[DATASET]
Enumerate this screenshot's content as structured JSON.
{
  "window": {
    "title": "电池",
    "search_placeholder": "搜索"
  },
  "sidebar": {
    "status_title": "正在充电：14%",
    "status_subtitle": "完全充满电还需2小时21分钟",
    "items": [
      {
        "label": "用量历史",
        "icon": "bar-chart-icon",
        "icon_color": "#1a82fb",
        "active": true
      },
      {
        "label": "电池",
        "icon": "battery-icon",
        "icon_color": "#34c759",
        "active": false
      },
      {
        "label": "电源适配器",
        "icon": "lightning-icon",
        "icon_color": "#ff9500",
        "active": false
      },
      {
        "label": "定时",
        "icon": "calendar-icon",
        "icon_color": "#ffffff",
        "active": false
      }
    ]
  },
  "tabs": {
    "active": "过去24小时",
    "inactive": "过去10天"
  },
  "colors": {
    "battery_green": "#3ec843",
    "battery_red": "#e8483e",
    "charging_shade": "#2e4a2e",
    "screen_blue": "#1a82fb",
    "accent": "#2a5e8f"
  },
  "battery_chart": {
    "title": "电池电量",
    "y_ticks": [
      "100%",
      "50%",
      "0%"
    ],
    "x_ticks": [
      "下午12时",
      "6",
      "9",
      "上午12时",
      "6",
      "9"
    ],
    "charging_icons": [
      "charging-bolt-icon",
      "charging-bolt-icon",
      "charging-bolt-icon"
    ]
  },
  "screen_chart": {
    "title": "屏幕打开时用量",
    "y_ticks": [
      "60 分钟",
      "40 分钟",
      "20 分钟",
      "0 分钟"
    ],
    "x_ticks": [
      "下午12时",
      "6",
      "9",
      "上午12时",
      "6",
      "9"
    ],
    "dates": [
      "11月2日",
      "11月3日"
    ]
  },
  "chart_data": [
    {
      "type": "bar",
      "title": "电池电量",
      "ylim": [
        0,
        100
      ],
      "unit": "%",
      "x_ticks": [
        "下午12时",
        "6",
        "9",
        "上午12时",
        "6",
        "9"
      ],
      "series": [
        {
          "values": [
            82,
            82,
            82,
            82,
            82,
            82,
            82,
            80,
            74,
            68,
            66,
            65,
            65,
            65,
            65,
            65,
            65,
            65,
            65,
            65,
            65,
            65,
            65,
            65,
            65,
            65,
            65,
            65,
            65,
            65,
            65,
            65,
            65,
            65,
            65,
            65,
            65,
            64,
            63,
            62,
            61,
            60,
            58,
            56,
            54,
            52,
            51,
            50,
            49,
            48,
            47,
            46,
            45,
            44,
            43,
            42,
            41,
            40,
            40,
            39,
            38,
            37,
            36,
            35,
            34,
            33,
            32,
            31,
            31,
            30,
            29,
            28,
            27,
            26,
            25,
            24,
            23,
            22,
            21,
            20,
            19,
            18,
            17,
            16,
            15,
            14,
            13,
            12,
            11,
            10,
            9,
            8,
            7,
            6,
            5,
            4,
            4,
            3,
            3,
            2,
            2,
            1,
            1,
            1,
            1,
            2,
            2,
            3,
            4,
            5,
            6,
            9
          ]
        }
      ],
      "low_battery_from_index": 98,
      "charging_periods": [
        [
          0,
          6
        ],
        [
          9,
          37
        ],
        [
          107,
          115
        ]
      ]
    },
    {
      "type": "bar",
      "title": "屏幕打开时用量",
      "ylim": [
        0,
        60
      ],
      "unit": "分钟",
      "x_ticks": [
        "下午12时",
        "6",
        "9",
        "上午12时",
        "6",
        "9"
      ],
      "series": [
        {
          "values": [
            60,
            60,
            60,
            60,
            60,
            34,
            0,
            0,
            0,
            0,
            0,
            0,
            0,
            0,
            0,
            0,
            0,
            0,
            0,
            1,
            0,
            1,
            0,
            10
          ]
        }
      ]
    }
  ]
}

[WRITTEN INSTRUCTION]
Set out every line from the material that contains the string "label".

[CORRECT ANSWER]
        "label": "用量历史",
        "label": "电池",
        "label": "电源适配器",
        "label": "定时",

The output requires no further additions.